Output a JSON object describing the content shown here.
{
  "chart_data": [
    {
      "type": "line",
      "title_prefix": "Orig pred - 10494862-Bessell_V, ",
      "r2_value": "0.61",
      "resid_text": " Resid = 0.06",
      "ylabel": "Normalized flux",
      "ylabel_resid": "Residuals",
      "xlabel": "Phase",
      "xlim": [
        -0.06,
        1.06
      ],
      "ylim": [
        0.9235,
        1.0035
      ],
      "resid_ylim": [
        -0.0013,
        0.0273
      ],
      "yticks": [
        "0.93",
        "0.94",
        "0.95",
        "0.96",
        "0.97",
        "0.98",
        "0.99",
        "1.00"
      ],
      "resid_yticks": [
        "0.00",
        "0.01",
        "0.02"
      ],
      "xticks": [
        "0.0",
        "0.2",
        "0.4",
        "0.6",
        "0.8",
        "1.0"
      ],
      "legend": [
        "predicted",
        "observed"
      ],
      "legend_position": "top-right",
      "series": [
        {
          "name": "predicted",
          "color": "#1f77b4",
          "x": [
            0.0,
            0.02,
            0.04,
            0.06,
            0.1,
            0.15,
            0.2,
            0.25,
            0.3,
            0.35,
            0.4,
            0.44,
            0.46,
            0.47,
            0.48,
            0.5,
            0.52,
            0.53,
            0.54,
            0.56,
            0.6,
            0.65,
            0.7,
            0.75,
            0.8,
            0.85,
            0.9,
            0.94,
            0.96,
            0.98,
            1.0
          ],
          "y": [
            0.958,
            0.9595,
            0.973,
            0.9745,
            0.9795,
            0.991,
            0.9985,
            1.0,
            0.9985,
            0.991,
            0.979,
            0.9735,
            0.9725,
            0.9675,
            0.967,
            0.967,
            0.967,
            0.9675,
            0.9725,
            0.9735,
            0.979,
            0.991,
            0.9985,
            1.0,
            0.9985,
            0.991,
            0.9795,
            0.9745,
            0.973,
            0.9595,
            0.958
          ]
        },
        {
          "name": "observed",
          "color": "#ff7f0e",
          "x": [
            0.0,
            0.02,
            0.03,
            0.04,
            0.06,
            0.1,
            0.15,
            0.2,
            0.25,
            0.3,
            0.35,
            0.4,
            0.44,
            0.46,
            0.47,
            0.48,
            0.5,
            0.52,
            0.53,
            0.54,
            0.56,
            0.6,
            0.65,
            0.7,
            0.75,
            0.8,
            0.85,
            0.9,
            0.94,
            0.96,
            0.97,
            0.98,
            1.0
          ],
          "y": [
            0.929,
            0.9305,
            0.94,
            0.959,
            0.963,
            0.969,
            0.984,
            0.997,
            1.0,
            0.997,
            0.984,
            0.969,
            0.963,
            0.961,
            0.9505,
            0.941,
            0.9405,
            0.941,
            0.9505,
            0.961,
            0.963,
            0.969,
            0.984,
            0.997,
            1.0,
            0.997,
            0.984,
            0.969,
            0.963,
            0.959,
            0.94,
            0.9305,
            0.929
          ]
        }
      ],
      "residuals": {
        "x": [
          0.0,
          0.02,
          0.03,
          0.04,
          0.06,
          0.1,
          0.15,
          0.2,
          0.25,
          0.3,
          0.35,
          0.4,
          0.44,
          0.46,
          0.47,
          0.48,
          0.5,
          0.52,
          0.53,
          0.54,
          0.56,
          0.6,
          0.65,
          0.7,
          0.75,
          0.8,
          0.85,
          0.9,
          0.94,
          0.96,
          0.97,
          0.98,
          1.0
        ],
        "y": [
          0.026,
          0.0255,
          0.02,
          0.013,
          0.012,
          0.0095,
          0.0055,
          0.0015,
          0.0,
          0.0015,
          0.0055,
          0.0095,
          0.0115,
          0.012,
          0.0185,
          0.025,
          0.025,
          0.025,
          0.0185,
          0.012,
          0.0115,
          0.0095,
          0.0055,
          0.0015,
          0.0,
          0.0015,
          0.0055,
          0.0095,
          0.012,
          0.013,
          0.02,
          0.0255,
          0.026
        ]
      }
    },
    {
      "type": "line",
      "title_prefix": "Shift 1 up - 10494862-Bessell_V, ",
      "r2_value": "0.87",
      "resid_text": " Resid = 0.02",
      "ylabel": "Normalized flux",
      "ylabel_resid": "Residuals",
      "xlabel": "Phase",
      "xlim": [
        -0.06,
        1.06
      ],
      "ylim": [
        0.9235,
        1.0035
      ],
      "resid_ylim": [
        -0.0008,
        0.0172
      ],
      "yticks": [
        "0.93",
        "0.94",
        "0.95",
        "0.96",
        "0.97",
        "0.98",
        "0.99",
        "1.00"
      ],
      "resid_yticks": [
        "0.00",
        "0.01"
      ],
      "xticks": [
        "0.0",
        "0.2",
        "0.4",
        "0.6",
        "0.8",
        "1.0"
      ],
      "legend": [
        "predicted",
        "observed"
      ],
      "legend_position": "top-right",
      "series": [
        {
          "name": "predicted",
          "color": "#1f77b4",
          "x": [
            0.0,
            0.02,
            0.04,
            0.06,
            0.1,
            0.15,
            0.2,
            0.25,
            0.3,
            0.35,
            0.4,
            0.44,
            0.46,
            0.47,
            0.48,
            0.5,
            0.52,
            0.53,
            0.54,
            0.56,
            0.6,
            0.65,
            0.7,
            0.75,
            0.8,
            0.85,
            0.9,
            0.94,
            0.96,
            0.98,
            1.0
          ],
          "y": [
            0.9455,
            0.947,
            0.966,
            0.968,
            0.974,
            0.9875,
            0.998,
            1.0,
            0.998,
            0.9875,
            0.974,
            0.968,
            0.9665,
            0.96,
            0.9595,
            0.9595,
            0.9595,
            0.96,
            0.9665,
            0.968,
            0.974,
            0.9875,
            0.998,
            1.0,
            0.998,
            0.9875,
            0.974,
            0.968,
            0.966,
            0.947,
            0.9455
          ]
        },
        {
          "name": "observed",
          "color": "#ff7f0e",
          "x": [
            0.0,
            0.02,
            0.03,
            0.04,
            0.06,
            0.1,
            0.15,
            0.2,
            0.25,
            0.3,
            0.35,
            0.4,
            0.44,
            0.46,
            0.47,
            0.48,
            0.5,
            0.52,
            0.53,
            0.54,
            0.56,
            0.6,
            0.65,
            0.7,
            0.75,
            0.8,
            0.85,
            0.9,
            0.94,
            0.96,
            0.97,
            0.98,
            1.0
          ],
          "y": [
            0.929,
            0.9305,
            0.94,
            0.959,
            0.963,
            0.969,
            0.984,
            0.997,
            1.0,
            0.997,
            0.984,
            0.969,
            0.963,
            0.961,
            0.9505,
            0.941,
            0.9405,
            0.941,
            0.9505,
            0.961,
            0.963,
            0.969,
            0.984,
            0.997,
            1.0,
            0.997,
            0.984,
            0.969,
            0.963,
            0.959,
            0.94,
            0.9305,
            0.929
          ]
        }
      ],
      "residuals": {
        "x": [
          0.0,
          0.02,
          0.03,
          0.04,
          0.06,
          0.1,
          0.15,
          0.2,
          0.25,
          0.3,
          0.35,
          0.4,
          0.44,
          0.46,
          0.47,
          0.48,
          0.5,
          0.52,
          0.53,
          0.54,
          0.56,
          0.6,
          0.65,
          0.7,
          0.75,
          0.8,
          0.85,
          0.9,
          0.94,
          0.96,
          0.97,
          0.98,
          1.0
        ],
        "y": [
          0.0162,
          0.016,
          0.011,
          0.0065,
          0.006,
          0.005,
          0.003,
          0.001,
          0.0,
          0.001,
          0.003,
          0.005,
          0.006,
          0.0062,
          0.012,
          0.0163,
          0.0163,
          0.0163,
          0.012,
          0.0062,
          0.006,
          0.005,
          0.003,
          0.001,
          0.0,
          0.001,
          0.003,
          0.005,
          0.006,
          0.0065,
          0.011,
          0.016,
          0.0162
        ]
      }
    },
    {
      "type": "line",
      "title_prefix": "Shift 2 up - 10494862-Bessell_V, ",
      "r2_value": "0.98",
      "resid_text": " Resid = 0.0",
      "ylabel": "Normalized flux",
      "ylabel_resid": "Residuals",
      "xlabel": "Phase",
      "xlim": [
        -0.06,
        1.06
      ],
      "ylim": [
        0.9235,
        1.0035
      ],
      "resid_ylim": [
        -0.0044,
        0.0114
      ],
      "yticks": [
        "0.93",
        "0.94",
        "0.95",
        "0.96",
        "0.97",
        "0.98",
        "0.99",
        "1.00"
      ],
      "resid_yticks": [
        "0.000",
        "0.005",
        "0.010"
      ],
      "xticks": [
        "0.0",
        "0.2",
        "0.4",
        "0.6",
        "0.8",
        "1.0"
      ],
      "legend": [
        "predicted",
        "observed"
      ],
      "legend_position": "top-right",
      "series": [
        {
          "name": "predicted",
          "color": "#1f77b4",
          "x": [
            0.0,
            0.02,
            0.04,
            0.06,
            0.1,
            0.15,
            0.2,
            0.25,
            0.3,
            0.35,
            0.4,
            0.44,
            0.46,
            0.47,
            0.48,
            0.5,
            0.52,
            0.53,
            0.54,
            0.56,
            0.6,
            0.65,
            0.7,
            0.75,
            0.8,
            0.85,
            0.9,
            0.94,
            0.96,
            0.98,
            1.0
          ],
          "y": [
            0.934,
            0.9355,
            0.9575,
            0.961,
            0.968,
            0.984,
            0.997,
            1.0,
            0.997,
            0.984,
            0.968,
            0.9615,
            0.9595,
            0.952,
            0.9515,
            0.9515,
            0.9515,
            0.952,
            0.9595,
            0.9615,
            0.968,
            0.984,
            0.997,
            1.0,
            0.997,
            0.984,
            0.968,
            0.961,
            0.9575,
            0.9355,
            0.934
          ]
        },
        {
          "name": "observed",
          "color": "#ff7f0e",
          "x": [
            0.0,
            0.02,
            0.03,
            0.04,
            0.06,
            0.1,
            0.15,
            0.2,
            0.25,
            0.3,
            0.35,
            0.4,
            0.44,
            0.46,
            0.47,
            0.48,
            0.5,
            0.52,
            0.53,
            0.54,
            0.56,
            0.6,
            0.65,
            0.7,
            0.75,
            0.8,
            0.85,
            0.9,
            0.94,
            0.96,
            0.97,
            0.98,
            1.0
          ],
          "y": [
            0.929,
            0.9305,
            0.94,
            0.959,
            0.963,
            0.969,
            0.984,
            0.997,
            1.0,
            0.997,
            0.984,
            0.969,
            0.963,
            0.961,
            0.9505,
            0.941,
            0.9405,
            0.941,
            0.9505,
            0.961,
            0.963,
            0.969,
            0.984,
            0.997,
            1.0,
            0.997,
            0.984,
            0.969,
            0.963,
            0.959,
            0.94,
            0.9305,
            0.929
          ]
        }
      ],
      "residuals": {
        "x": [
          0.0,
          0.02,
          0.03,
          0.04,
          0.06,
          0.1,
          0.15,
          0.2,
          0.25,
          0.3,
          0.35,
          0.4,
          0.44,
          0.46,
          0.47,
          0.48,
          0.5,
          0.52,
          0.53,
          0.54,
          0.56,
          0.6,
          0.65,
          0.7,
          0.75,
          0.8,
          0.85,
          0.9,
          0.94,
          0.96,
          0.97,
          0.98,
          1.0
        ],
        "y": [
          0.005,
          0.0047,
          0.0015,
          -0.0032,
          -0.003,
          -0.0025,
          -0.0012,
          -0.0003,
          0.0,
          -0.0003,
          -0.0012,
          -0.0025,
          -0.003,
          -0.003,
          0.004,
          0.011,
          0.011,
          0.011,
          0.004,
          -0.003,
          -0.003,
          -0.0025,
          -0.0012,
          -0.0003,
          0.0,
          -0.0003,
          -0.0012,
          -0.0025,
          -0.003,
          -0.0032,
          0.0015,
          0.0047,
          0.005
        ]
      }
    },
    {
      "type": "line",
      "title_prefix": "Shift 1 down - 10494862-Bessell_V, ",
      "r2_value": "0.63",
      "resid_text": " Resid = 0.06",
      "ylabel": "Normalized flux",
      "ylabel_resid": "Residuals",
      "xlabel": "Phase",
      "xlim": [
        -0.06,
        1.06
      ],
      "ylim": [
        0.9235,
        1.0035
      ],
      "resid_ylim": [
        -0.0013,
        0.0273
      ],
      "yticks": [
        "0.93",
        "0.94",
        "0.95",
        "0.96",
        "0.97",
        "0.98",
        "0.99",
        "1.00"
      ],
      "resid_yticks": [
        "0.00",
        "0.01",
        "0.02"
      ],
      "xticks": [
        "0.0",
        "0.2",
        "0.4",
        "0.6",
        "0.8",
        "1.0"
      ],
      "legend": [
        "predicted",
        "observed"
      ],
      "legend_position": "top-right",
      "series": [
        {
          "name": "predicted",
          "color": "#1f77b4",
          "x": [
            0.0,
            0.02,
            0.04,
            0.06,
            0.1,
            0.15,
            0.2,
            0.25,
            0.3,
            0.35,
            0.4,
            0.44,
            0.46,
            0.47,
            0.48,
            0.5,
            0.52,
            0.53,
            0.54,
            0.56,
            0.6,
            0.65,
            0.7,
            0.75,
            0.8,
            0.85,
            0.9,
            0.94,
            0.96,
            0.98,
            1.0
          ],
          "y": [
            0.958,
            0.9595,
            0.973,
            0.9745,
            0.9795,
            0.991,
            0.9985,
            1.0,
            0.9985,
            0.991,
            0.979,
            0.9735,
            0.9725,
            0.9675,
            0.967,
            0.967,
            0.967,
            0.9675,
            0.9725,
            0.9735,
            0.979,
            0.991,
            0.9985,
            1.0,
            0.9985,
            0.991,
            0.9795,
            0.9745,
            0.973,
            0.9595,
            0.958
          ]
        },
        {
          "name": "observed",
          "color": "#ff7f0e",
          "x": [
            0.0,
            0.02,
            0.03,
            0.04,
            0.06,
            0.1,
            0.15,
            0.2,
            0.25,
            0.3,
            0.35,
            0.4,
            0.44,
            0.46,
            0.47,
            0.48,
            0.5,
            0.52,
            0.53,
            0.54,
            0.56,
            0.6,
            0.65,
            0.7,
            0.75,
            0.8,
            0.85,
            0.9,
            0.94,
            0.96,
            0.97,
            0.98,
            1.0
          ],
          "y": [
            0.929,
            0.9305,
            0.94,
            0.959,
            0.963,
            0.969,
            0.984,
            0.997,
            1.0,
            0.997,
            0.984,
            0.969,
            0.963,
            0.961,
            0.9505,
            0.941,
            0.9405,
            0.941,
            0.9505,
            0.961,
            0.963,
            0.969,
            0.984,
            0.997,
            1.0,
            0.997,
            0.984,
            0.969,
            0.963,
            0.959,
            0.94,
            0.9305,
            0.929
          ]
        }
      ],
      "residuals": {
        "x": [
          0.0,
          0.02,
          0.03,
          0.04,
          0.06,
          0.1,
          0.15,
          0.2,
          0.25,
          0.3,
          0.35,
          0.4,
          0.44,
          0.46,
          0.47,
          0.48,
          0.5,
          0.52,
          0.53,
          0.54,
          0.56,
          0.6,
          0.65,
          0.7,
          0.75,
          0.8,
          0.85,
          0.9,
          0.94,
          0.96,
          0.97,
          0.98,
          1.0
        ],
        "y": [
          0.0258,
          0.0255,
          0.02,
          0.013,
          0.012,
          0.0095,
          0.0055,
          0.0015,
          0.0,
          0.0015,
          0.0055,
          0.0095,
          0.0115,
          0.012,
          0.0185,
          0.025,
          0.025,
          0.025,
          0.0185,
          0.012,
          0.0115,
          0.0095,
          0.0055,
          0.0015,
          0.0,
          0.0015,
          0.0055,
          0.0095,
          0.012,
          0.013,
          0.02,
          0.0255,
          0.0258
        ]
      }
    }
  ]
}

-- -- --

What is the number of lines in the records that contain "Shift"? Give that number only.

3